> _Challenge_: Below are the records; collect from them each line containing the string "this".

> _Some records_:
——————
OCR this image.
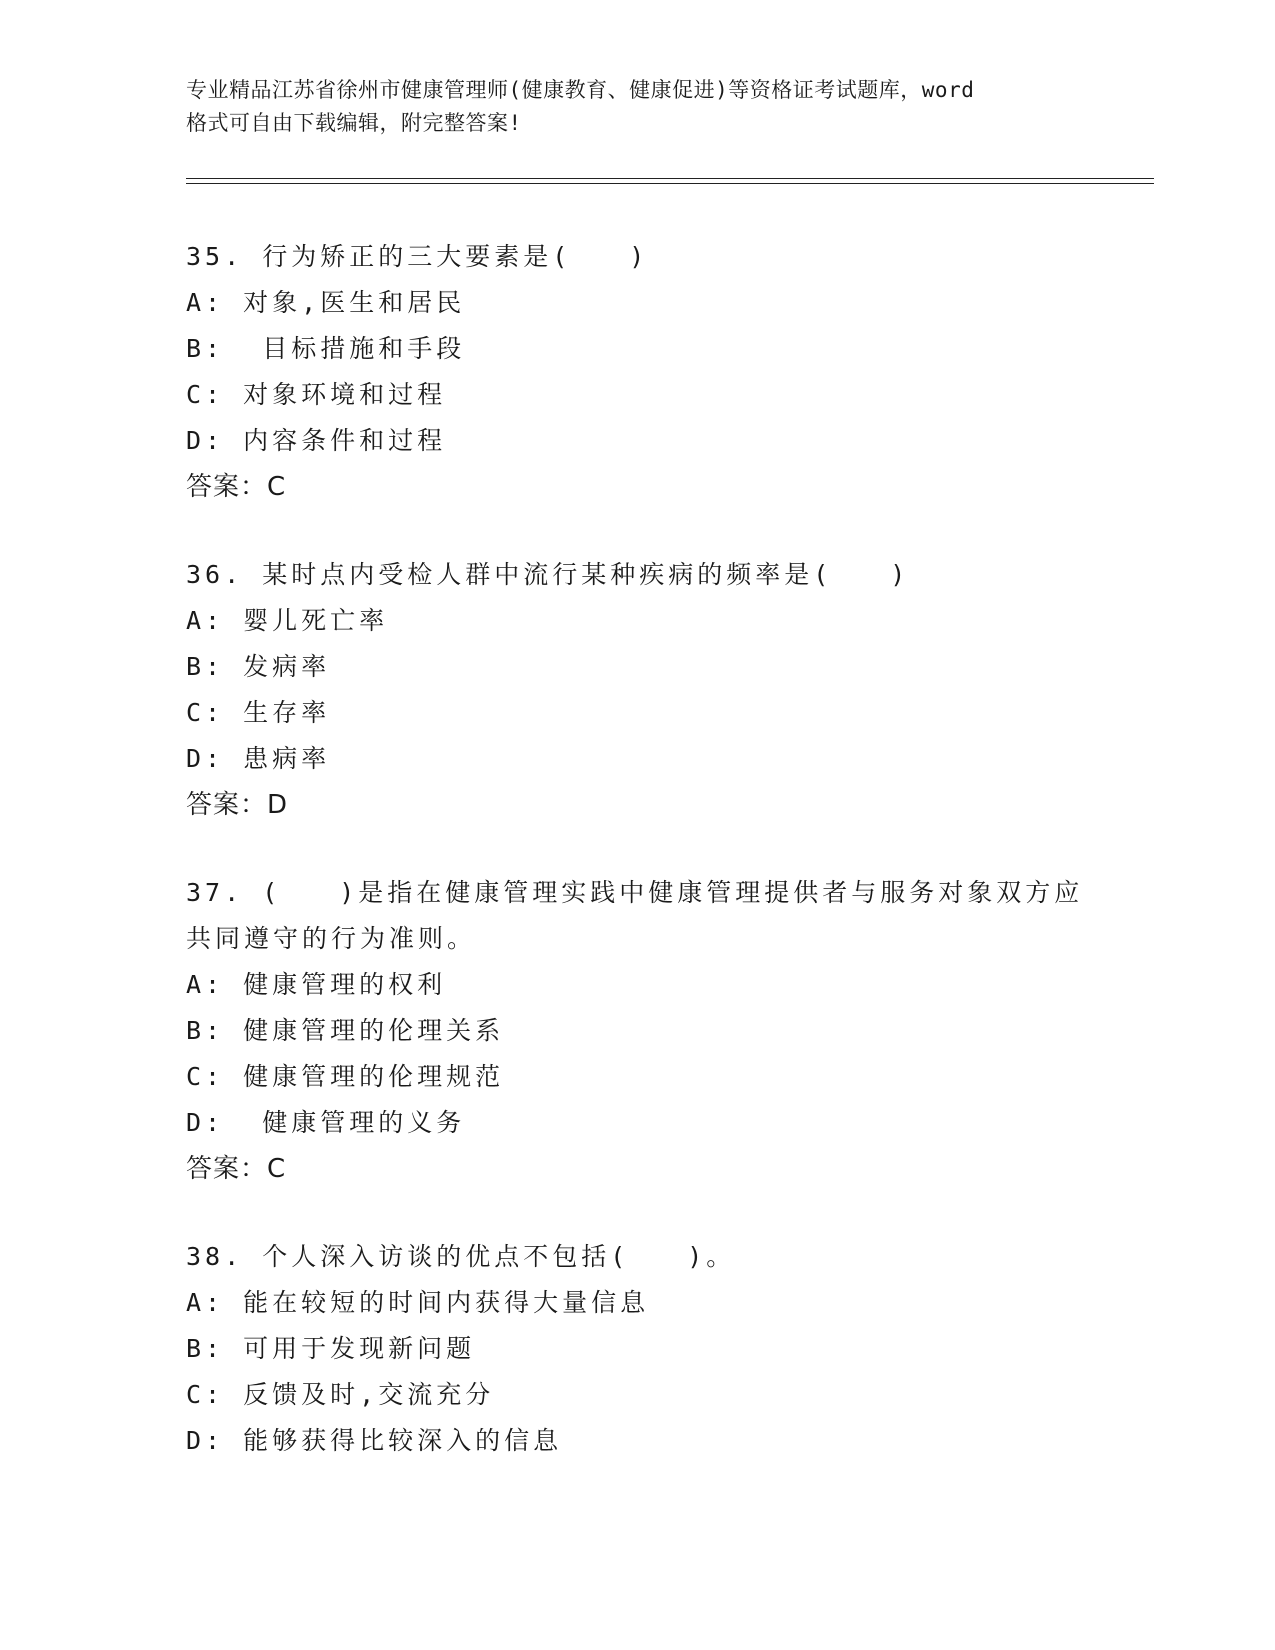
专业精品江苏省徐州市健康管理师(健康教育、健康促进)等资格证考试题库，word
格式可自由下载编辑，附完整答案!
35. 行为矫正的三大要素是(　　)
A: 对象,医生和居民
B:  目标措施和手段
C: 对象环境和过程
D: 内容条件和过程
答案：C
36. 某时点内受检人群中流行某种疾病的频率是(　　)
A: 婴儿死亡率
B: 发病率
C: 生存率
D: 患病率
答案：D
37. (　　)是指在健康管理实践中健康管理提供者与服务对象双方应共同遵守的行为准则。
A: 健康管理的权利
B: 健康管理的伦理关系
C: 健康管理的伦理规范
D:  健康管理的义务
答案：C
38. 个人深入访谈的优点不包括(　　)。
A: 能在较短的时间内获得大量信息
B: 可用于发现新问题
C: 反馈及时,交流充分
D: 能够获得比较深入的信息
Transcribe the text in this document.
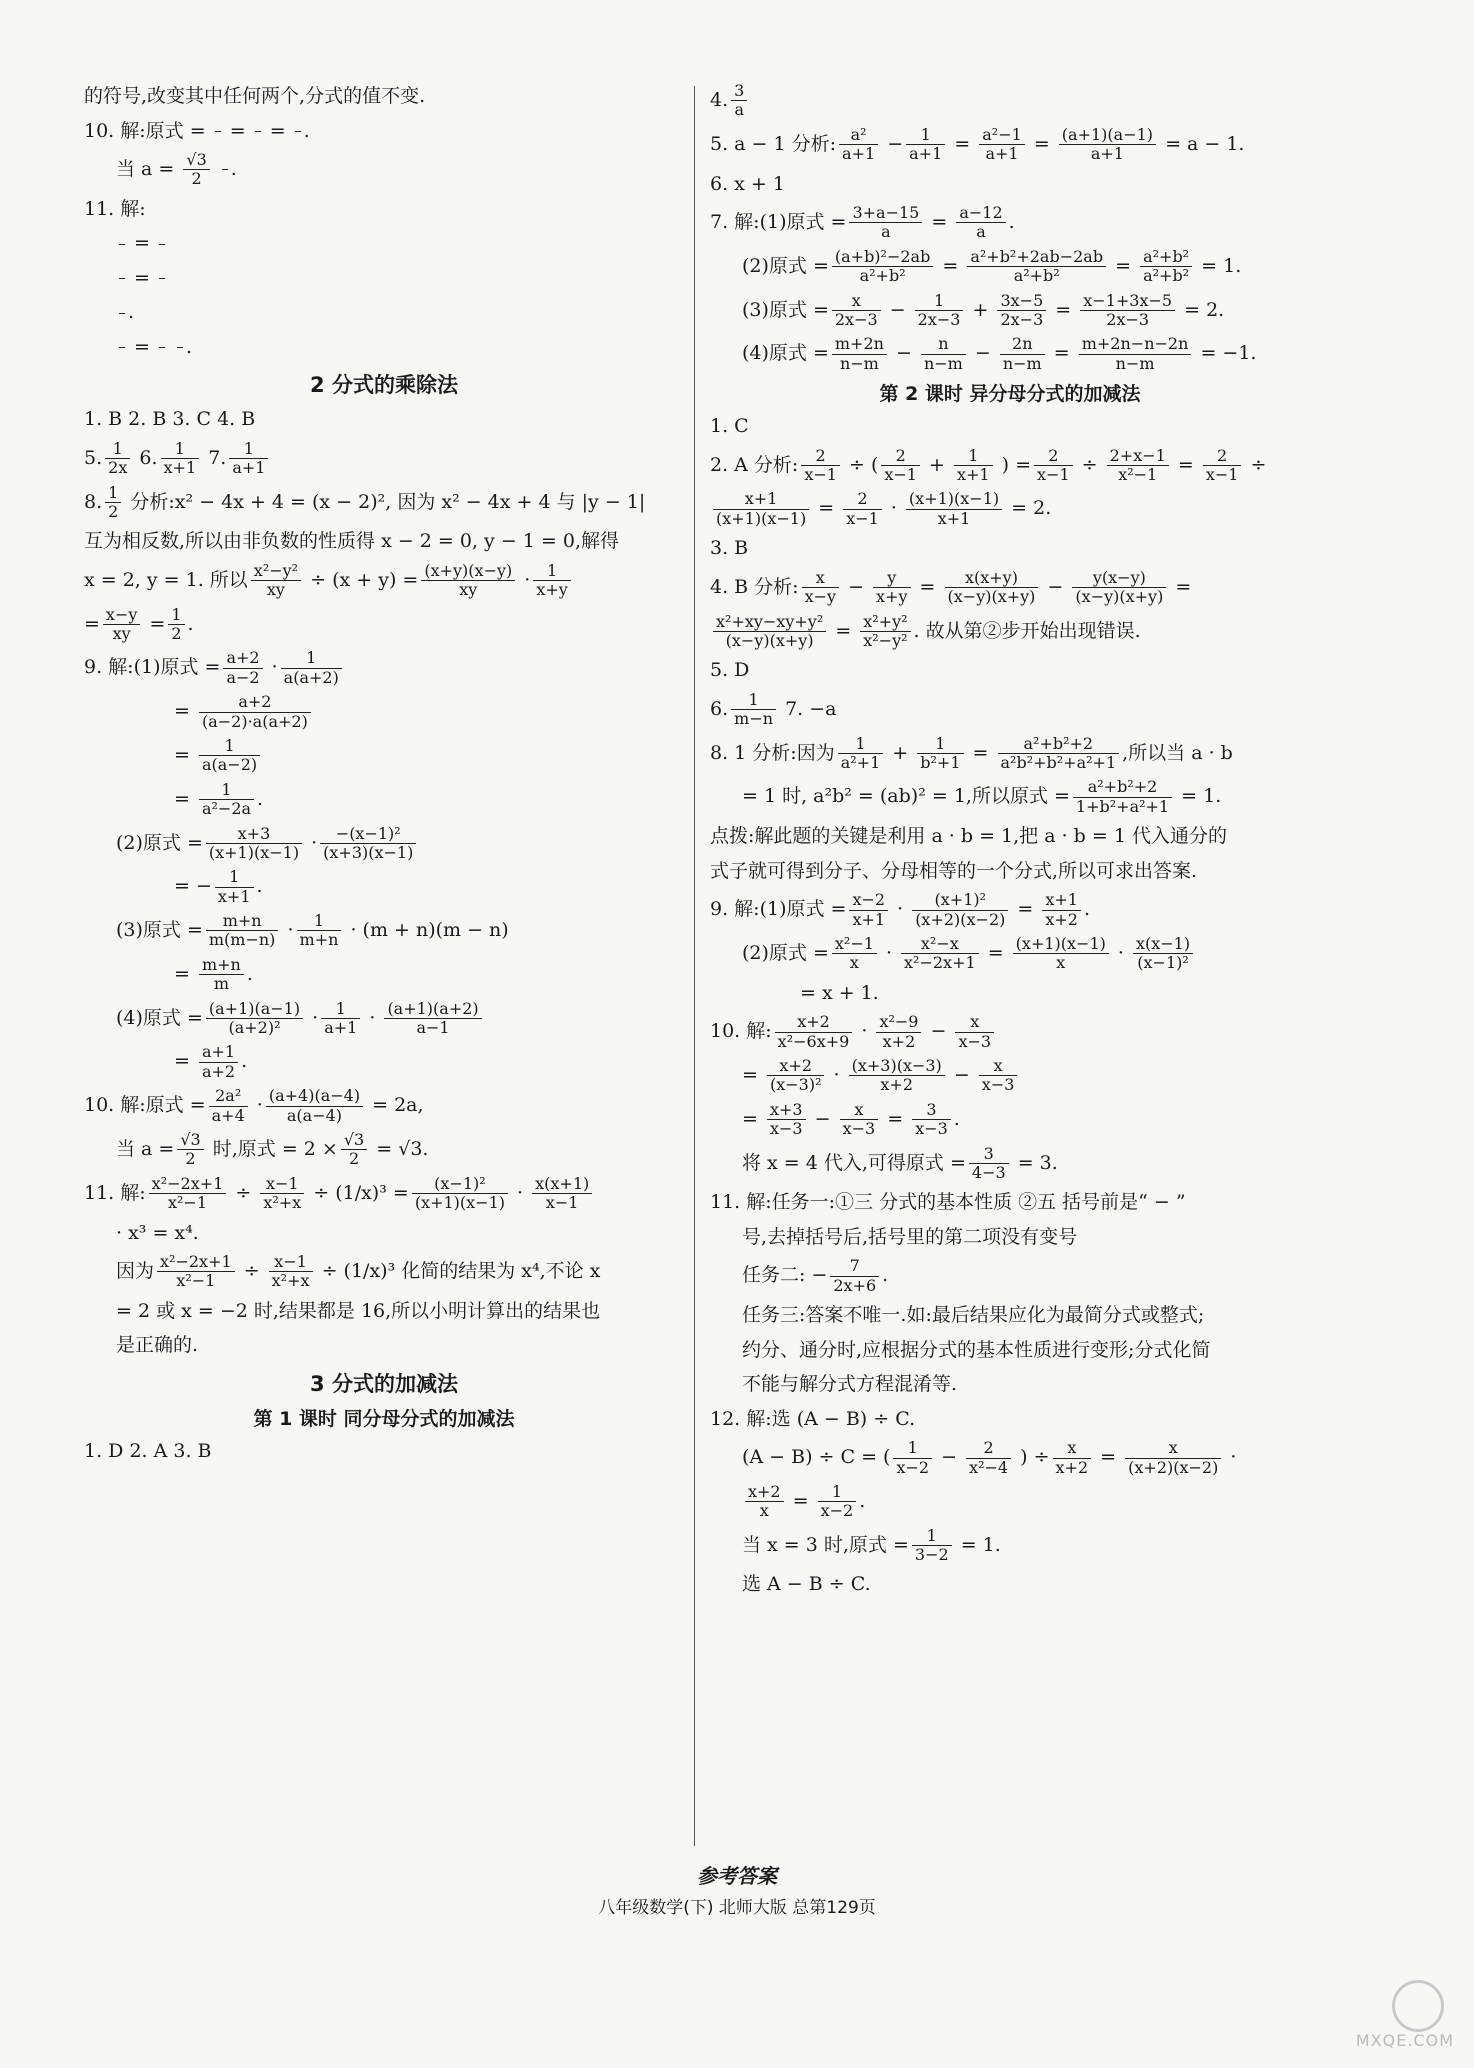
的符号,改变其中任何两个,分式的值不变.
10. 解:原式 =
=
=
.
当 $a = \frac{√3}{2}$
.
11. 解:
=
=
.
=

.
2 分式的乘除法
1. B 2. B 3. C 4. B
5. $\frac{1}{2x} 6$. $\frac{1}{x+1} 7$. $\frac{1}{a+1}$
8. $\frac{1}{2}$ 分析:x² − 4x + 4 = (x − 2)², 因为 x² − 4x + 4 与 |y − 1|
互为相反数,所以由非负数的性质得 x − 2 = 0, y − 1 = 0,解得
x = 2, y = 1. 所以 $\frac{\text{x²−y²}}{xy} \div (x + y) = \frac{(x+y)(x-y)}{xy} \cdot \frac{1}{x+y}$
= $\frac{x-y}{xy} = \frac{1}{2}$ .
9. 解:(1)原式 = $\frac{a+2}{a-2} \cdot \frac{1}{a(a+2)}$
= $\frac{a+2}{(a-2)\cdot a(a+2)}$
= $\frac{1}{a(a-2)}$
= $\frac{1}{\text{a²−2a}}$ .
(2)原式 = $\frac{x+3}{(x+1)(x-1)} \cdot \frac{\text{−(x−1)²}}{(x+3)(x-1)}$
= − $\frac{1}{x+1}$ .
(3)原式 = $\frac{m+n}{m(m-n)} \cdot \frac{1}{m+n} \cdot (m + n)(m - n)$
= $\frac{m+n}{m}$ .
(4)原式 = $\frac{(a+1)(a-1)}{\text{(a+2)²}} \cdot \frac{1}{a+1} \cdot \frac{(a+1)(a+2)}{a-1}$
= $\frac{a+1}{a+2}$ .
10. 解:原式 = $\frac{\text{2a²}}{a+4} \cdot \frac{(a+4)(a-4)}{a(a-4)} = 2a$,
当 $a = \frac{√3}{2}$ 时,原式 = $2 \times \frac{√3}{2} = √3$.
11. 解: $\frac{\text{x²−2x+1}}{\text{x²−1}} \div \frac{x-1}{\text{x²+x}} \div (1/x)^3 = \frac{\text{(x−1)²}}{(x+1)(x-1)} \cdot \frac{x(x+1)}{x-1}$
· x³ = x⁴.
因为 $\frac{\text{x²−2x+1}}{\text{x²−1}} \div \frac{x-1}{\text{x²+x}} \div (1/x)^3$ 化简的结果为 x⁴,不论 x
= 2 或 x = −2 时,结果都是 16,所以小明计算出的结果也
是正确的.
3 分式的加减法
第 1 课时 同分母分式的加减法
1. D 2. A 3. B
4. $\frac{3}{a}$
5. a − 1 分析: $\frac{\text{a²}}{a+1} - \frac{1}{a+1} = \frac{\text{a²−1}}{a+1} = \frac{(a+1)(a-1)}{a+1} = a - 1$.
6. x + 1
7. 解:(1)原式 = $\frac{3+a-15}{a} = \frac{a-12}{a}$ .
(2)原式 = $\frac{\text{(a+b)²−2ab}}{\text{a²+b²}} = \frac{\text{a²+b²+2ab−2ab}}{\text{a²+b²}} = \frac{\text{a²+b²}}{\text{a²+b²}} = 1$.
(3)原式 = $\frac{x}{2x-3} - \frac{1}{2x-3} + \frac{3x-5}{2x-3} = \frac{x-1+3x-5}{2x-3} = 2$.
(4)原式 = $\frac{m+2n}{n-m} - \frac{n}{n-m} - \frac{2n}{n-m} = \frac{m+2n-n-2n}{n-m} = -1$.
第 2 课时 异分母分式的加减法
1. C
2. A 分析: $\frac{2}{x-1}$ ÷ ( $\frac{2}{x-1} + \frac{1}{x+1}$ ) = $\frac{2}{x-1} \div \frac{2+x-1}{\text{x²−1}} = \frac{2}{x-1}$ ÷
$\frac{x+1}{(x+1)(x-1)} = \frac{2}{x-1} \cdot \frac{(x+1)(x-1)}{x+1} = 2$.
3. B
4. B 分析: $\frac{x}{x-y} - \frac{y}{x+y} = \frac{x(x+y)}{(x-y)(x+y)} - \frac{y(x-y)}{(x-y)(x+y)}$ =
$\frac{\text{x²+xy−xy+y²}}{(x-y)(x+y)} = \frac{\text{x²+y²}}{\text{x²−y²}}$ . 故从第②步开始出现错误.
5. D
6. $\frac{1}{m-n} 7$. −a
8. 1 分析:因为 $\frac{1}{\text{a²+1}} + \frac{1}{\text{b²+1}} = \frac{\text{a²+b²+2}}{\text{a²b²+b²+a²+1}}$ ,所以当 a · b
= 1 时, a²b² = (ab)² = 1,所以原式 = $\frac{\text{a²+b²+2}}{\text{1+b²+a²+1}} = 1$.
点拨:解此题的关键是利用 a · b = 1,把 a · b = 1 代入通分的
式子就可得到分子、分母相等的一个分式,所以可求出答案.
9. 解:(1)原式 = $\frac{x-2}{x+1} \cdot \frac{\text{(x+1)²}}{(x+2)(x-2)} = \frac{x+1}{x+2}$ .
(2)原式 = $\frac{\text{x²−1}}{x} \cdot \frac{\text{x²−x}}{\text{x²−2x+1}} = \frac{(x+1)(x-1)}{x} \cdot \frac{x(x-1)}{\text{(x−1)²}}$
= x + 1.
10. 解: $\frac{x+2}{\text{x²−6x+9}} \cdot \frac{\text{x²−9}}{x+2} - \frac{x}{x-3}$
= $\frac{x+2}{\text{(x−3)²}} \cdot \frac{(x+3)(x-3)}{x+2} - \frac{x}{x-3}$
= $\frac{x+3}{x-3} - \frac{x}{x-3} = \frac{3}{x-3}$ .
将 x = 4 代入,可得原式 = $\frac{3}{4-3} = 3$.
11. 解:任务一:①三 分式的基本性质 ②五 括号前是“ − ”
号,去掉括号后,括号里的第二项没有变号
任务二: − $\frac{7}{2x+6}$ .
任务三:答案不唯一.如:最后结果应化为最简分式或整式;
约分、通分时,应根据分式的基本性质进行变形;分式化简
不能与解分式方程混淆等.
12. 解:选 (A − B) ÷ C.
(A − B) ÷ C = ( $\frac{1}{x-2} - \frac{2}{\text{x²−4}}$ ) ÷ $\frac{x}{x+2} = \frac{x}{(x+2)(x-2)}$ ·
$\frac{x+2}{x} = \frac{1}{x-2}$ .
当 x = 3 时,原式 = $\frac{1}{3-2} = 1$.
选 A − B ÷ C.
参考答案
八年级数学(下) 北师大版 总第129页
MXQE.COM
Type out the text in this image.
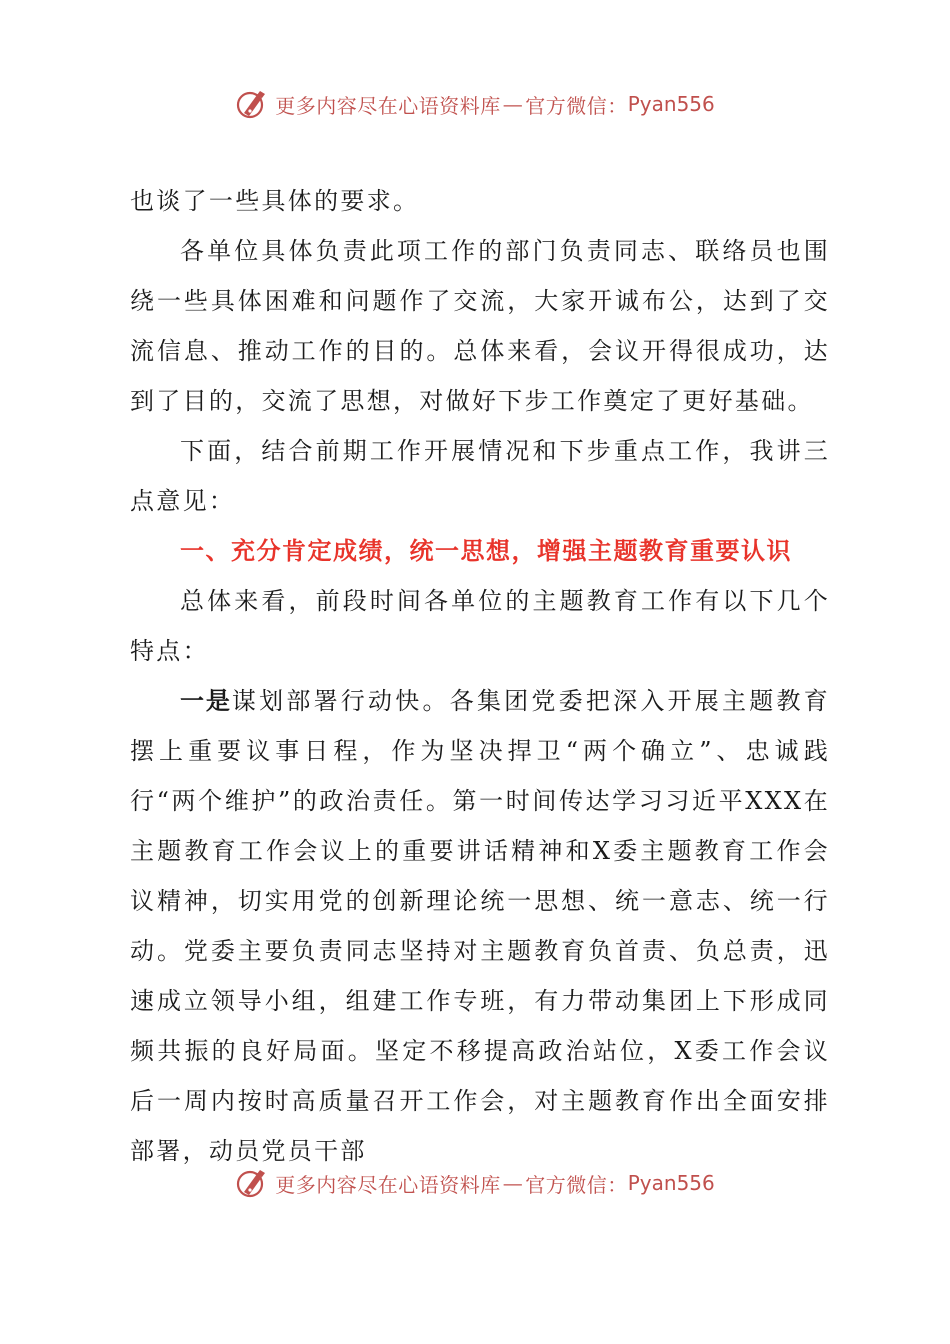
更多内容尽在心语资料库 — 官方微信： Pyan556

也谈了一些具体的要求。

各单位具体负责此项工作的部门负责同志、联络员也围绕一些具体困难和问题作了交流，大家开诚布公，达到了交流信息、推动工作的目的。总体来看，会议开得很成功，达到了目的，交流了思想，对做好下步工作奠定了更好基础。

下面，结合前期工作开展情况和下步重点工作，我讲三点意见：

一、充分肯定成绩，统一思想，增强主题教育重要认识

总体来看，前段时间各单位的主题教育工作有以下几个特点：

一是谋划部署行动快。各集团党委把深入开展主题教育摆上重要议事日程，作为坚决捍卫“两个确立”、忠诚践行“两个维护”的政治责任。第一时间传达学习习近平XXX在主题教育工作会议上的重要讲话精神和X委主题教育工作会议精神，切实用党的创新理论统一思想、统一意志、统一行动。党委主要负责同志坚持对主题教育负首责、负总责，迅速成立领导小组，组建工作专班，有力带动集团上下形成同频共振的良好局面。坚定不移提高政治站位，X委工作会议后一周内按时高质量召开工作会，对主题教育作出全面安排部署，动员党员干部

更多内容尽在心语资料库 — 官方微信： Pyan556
——————
> _Finished answer_:
OCR this image.
Transcribe the text in this document.
Type out the text in this image.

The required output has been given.